start DOCUMENT

On December 18, 2015, President Obama signed into law the Protecting Americans from Tax Hikes Act of 2015 (PATH Act) and the omnibus fiscal year 2016 budget bill. This legislation addressed many individual and business tax provisions which expired at the end of tax-year 2014. Many had come up for renewal every year or two, leading to uncertainty for taxpayers and making meaningful tax planning difficult.

Retroactive to tax-year 2015, the act enhanced or made “permanent” a number of these provisions and further extended others temporarily. I use the term “permanent” somewhat tongue-in-cheek. As we all know when it comes to tax laws, nothing is really permanent.

Below is a summary of some of the more-popular personal tax provisions impacted by the legislation.

end DOCUMENT

- **PROMPT A**: Lay out the data rows as a numbered list, beginning at the first row and stopping after the row that contains "marker1-title: Marker 1", with both of those rows included and any blank lines left out.

start RECORDS SUPPLIED

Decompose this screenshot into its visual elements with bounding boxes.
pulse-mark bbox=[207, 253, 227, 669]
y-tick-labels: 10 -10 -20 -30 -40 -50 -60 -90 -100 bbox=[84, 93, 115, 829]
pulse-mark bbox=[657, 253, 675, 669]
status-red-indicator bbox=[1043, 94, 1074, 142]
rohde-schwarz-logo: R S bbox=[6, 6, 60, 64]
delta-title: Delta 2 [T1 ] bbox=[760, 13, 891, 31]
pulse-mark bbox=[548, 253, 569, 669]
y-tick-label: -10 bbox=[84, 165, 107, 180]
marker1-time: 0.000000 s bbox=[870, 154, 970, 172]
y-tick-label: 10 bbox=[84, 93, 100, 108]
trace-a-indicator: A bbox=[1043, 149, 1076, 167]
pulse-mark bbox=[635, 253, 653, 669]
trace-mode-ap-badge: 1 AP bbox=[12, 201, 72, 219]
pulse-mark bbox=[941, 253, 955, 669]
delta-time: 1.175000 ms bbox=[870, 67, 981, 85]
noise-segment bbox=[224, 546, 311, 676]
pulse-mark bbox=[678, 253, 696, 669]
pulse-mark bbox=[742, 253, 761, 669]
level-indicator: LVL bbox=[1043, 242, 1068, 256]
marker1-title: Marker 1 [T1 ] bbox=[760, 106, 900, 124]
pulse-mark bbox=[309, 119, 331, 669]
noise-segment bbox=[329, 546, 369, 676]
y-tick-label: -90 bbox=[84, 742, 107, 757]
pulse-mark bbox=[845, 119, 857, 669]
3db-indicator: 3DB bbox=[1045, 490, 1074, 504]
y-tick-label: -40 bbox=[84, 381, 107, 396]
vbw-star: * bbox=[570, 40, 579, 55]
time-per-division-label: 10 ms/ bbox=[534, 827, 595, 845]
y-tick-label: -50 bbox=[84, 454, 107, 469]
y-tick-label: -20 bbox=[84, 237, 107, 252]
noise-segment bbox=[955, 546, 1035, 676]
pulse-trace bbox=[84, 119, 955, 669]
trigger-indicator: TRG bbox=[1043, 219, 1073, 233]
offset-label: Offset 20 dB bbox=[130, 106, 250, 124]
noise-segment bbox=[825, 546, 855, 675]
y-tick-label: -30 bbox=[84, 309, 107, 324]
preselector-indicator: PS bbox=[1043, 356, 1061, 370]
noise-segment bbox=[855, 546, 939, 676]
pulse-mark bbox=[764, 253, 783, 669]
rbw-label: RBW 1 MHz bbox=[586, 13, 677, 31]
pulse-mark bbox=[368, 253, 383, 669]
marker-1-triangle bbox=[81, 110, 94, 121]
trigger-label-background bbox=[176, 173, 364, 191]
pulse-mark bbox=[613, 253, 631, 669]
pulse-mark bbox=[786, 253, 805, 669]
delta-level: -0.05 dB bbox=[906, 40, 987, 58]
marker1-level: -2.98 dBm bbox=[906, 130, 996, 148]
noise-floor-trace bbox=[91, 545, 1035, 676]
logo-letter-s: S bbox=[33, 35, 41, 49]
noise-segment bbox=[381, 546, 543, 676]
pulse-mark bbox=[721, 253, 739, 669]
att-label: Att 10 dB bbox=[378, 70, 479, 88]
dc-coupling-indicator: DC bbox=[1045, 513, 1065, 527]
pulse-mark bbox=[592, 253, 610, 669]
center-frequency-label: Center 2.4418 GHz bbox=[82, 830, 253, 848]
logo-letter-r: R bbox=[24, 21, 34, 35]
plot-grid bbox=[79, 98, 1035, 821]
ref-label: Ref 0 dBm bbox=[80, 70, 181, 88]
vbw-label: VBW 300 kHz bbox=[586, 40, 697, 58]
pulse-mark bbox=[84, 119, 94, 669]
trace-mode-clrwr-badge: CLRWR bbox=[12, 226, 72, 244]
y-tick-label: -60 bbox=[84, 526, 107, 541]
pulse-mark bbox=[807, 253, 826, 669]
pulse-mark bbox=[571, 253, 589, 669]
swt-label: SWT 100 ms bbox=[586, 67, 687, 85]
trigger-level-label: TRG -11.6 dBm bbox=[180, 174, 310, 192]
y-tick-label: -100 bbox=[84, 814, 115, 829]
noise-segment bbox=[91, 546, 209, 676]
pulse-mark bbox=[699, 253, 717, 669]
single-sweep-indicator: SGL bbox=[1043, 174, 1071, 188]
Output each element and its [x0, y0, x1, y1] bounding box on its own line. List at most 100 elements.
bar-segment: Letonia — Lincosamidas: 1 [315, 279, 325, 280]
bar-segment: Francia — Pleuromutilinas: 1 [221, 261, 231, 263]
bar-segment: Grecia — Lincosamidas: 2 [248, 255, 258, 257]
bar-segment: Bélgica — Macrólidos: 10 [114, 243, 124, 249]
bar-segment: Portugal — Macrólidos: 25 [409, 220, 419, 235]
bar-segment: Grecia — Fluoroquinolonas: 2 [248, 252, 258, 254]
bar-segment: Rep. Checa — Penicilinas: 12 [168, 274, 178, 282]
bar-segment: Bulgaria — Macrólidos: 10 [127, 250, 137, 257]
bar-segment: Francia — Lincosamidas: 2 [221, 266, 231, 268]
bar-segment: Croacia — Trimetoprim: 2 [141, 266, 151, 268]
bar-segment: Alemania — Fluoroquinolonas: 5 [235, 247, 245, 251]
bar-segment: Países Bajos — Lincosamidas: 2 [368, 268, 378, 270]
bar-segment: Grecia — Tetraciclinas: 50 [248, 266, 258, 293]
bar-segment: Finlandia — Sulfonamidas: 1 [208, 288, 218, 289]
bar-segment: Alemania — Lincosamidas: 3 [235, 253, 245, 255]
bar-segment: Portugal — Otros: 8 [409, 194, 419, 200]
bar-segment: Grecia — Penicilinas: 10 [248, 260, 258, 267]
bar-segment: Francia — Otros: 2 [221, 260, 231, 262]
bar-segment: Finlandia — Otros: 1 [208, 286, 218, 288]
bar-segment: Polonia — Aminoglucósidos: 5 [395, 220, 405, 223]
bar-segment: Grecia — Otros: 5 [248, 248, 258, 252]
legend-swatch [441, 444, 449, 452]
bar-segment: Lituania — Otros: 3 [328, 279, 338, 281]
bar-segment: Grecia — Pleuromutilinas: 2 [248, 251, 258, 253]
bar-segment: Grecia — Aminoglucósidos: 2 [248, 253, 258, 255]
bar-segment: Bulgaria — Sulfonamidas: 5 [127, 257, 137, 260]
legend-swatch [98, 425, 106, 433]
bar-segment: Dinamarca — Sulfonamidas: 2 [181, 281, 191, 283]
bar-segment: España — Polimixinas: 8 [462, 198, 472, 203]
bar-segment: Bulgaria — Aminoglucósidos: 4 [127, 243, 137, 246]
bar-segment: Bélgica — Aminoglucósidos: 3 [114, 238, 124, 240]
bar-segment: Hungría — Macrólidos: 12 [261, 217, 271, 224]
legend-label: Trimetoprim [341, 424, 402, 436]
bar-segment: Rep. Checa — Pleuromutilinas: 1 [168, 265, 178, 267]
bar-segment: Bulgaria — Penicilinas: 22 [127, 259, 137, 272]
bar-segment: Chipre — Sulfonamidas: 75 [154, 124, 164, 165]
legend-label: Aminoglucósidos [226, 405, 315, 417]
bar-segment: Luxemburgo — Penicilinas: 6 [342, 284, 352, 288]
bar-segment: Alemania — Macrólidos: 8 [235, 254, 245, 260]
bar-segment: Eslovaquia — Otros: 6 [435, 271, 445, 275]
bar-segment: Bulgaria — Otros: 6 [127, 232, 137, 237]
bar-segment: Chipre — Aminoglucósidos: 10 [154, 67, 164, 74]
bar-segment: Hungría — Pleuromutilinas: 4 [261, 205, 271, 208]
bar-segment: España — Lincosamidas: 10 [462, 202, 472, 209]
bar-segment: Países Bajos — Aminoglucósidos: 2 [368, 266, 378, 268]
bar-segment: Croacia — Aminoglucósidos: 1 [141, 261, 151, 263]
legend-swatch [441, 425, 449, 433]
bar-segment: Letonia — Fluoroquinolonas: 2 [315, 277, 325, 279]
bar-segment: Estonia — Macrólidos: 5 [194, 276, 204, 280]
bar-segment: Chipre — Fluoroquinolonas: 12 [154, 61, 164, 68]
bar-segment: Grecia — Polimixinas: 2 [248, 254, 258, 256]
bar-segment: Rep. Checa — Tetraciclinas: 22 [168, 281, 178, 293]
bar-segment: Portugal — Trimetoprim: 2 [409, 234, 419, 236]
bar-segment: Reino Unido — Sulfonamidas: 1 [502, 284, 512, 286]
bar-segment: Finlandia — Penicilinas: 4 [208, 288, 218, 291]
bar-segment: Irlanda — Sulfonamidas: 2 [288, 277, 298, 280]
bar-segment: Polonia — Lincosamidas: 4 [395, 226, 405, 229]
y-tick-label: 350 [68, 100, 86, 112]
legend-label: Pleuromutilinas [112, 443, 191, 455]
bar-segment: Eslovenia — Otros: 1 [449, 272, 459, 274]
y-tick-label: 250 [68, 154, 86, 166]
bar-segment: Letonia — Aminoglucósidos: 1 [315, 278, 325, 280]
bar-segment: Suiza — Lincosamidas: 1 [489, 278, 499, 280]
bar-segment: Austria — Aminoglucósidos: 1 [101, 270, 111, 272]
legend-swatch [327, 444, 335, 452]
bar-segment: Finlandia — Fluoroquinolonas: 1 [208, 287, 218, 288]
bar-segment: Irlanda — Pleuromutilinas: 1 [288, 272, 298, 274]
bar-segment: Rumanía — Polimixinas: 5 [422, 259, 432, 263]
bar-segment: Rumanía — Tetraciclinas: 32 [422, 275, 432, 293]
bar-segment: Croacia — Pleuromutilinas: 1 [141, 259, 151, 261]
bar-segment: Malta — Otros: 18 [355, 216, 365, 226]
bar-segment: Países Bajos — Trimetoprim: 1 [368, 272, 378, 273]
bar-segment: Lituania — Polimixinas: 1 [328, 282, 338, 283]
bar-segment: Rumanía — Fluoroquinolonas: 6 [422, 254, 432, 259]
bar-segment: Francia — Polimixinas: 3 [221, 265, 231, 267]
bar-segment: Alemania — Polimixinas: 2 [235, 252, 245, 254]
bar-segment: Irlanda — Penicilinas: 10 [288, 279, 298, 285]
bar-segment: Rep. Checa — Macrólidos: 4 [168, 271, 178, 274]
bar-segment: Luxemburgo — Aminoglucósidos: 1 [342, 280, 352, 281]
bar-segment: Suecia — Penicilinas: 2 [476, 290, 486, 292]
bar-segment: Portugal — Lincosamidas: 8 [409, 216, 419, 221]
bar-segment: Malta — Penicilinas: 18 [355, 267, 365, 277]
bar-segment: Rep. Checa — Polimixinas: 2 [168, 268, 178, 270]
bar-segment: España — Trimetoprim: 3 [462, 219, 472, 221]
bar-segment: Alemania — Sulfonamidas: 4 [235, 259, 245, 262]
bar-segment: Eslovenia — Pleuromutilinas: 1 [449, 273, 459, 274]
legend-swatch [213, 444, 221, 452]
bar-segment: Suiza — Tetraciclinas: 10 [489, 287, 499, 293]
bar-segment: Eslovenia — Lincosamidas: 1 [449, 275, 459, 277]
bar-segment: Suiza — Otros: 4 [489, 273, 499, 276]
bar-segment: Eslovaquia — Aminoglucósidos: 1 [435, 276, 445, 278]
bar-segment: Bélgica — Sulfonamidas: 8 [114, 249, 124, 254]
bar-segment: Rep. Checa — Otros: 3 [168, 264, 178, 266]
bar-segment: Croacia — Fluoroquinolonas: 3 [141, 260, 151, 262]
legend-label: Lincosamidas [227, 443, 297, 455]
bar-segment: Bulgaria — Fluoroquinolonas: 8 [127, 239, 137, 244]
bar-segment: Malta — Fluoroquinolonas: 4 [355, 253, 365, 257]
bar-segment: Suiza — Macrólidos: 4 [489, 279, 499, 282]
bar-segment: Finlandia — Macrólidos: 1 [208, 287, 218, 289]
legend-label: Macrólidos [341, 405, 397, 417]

end RECORDS SUPPLIED

- **PROMPT B**: Carry on the passage about the PATH Act, picking up right after its final sentence.

- **WRITTEN RESPONSE A**:
1. Decompose this screenshot into its visual elements with bounding boxes.
2. pulse-mark bbox=[207, 253, 227, 669]
3. y-tick-labels: 10 -10 -20 -30 -40 -50 -60 -90 -100 bbox=[84, 93, 115, 829]
4. pulse-mark bbox=[657, 253, 675, 669]
5. status-red-indicator bbox=[1043, 94, 1074, 142]
6. rohde-schwarz-logo: R S bbox=[6, 6, 60, 64]
7. delta-title: Delta 2 [T1 ] bbox=[760, 13, 891, 31]
8. pulse-mark bbox=[548, 253, 569, 669]
9. y-tick-label: -10 bbox=[84, 165, 107, 180]
10. marker1-time: 0.000000 s bbox=[870, 154, 970, 172]
11. y-tick-label: 10 bbox=[84, 93, 100, 108]
12. trace-a-indicator: A bbox=[1043, 149, 1076, 167]
13. pulse-mark bbox=[635, 253, 653, 669]
14. trace-mode-ap-badge: 1 AP bbox=[12, 201, 72, 219]
15. pulse-mark bbox=[941, 253, 955, 669]
16. delta-time: 1.175000 ms bbox=[870, 67, 981, 85]
17. noise-segment bbox=[224, 546, 311, 676]
18. pulse-mark bbox=[678, 253, 696, 669]
19. pulse-mark bbox=[742, 253, 761, 669]
20. level-indicator: LVL bbox=[1043, 242, 1068, 256]
21. marker1-title: Marker 1 [T1 ] bbox=[760, 106, 900, 124]

- **WRITTEN RESPONSE B**:
Qualified Charitable Distributions

IRAs are tax-efficient goldmines when it comes to charitable giving. For nine years, Congress allowed taxpayers age 70-1/2 and older to transfer up to $100K annually directly from IRAs to charities. Such transfers, known as Qualified Charitable Distributions (QCDs), are treated as non-taxable distributions.

Congress had been erratic in allowing QCDs, first in four consecutive 2-year periods, then most recently in 2014. They are now allowed on an ongoing basis.

There are several advantages to giving in this manner. Perhaps the greatest is that required minimum distributions (RMDs) may be used to fund these transfers. For folks who do not need their RMDs for household cash flow, such transfers allow both RMD and charitable interests to be satisfied simultaneously.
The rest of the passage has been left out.